(Entries taken from a collection)
════

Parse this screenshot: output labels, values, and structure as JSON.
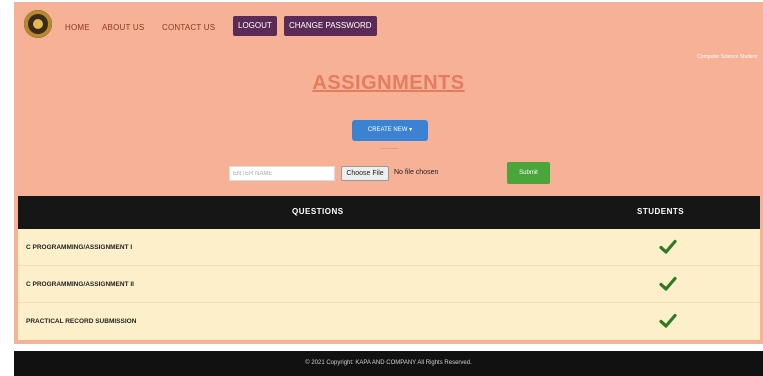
{
  "nav": {
    "links": [
      "HOME",
      "ABOUT US",
      "CONTACT US"
    ],
    "logout": "LOGOUT",
    "change_password": "CHANGE PASSWORD",
    "user_line": "Computer Science Student"
  },
  "page": {
    "title": "ASSIGNMENTS",
    "create_new": "CREATE NEW ▾"
  },
  "upload": {
    "name_placeholder": "ENTER NAME",
    "choose_file": "Choose File",
    "file_status": "No file chosen",
    "submit": "Submit"
  },
  "table": {
    "headers": {
      "questions": "QUESTIONS",
      "students": "STUDENTS"
    },
    "rows": [
      {
        "question": "C PROGRAMMING/ASSIGNMENT I"
      },
      {
        "question": "C PROGRAMMING/ASSIGNMENT II"
      },
      {
        "question": "PRACTICAL RECORD SUBMISSION"
      }
    ]
  },
  "footer": {
    "text": "© 2021 Copyright: KAPA AND COMPANY All Rights Reserved."
  },
  "colors": {
    "background": "#f6b197",
    "title": "#e57c5e",
    "nav_button": "#5c2a57",
    "create_button": "#3b82d2",
    "submit_button": "#4aa53a",
    "table_header": "#161616",
    "row": "#fdefc9",
    "check": "#2f7a25"
  }
}
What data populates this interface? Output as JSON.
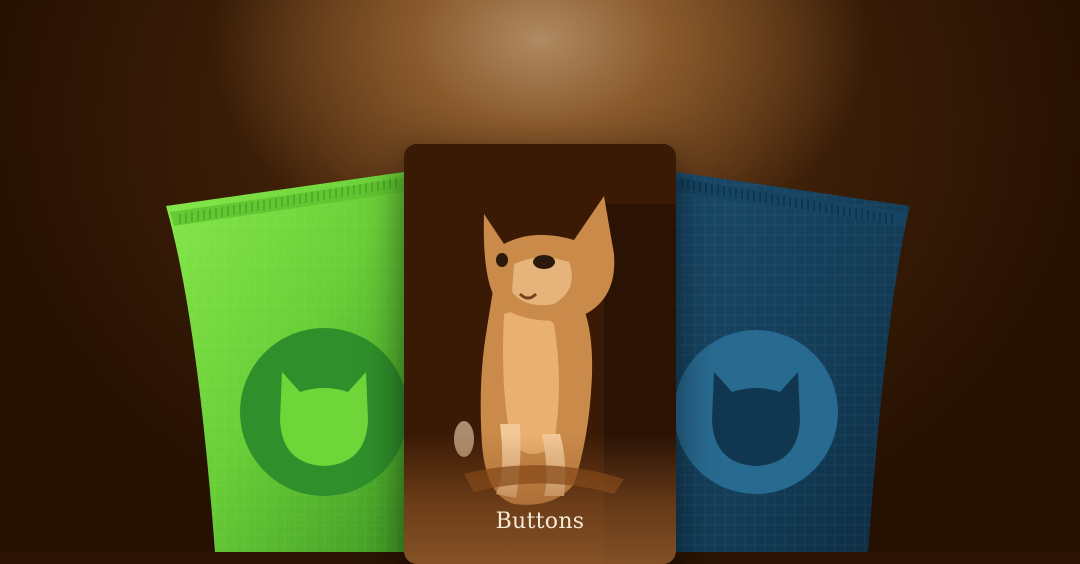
{
  "card": {
    "label": "Buttons"
  },
  "pouches": [
    {
      "name": "green-pouch",
      "color": "#6fd63a",
      "badge_color": "#2f8f2a"
    },
    {
      "name": "blue-pouch",
      "color": "#123b56",
      "badge_color": "#2a6f96"
    }
  ],
  "icons": [
    "cat-head-icon",
    "kitten-photo"
  ],
  "colors": {
    "background": "#2b1403",
    "label": "#f4ead8"
  }
}
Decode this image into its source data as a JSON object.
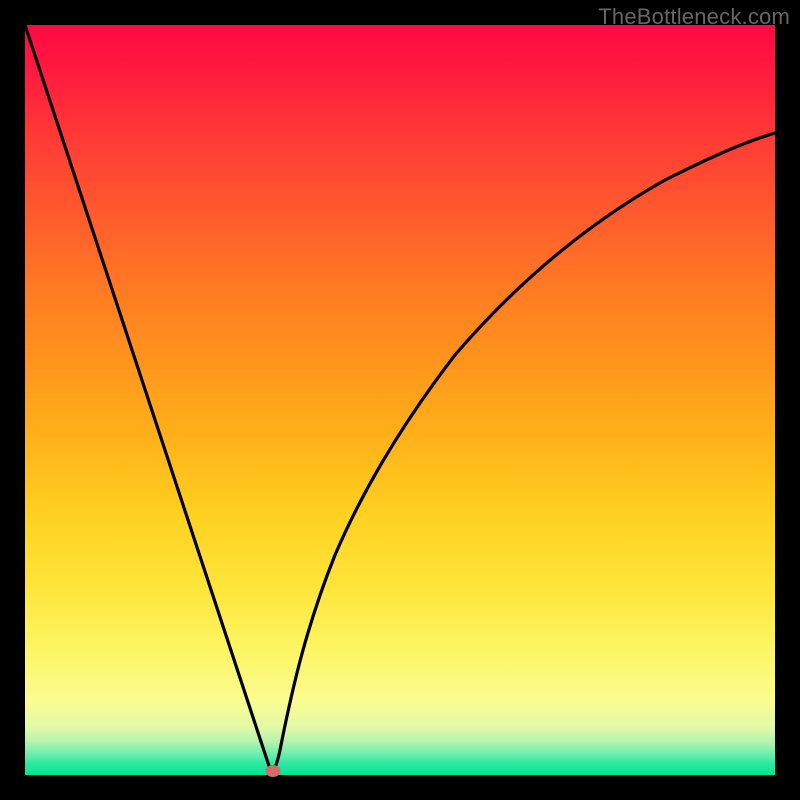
{
  "watermark": "TheBottleneck.com",
  "colors": {
    "frame": "#000000",
    "curve": "#000000",
    "dot": "#d66a66",
    "gradient_top": "#ff0a43",
    "gradient_bottom": "#00e68f"
  },
  "chart_data": {
    "type": "line",
    "title": "",
    "xlabel": "",
    "ylabel": "",
    "xlim": [
      0,
      100
    ],
    "ylim": [
      0,
      100
    ],
    "grid": false,
    "minimum_point": {
      "x": 33,
      "y": 0
    },
    "annotations": [
      {
        "kind": "dot",
        "x": 33,
        "y": 0.5,
        "color": "#d66a66"
      }
    ],
    "series": [
      {
        "name": "left-branch",
        "x": [
          0,
          4,
          8,
          12,
          16,
          20,
          24,
          28,
          30,
          31.5,
          32.5,
          33
        ],
        "y": [
          100,
          88,
          76,
          64,
          52,
          40,
          28,
          15,
          9,
          4,
          1.4,
          0
        ]
      },
      {
        "name": "right-branch",
        "x": [
          33,
          33.6,
          34.5,
          36,
          38,
          41,
          45,
          50,
          56,
          63,
          72,
          82,
          92,
          100
        ],
        "y": [
          0,
          1.4,
          4.5,
          10,
          18,
          27,
          36,
          45,
          53,
          60,
          67,
          73,
          78,
          81
        ]
      }
    ]
  }
}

════

> **SET EXERCISE**:
Each record should be quoted exactly, with the images omitted.

> **EXERCISE OUTPUT**:
Parse this screenshot: output labels, values, and structure as JSON.
{
  "nav": {
    "links": [
      "HOME",
      "ABOUT US",
      "CONTACT US"
    ],
    "logout": "LOGOUT",
    "change_password": "CHANGE PASSWORD",
    "user_line": "Computer Science Student"
  },
  "page": {
    "title": "ASSIGNMENTS",
    "create_new": "CREATE NEW ▾"
  },
  "upload": {
    "name_placeholder": "ENTER NAME",
    "choose_file": "Choose File",
    "file_status": "No file chosen",
    "submit": "Submit"
  },
  "table": {
    "headers": {
      "questions": "QUESTIONS",
      "students": "STUDENTS"
    },
    "rows": [
      {
        "question": "C PROGRAMMING/ASSIGNMENT I"
      },
      {
        "question": "C PROGRAMMING/ASSIGNMENT II"
      },
      {
        "question": "PRACTICAL RECORD SUBMISSION"
      }
    ]
  },
  "footer": {
    "text": "© 2021 Copyright: KAPA AND COMPANY All Rights Reserved."
  },
  "colors": {
    "background": "#f6b197",
    "title": "#e57c5e",
    "nav_button": "#5c2a57",
    "create_button": "#3b82d2",
    "submit_button": "#4aa53a",
    "table_header": "#161616",
    "row": "#fdefc9",
    "check": "#2f7a25"
  }
}
What data populates this interface? Output as JSON.
{
  "card": {
    "label": "Buttons"
  },
  "pouches": [
    {
      "name": "green-pouch",
      "color": "#6fd63a",
      "badge_color": "#2f8f2a"
    },
    {
      "name": "blue-pouch",
      "color": "#123b56",
      "badge_color": "#2a6f96"
    }
  ],
  "icons": [
    "cat-head-icon",
    "kitten-photo"
  ],
  "colors": {
    "background": "#2b1403",
    "label": "#f4ead8"
  }
}
Decode this image into its source data as a JSON object.
{
  "watermark": "TheBottleneck.com",
  "colors": {
    "frame": "#000000",
    "curve": "#000000",
    "dot": "#d66a66",
    "gradient_top": "#ff0a43",
    "gradient_bottom": "#00e68f"
  },
  "chart_data": {
    "type": "line",
    "title": "",
    "xlabel": "",
    "ylabel": "",
    "xlim": [
      0,
      100
    ],
    "ylim": [
      0,
      100
    ],
    "grid": false,
    "minimum_point": {
      "x": 33,
      "y": 0
    },
    "annotations": [
      {
        "kind": "dot",
        "x": 33,
        "y": 0.5,
        "color": "#d66a66"
      }
    ],
    "series": [
      {
        "name": "left-branch",
        "x": [
          0,
          4,
          8,
          12,
          16,
          20,
          24,
          28,
          30,
          31.5,
          32.5,
          33
        ],
        "y": [
          100,
          88,
          76,
          64,
          52,
          40,
          28,
          15,
          9,
          4,
          1.4,
          0
        ]
      },
      {
        "name": "right-branch",
        "x": [
          33,
          33.6,
          34.5,
          36,
          38,
          41,
          45,
          50,
          56,
          63,
          72,
          82,
          92,
          100
        ],
        "y": [
          0,
          1.4,
          4.5,
          10,
          18,
          27,
          36,
          45,
          53,
          60,
          67,
          73,
          78,
          81
        ]
      }
    ]
  }
}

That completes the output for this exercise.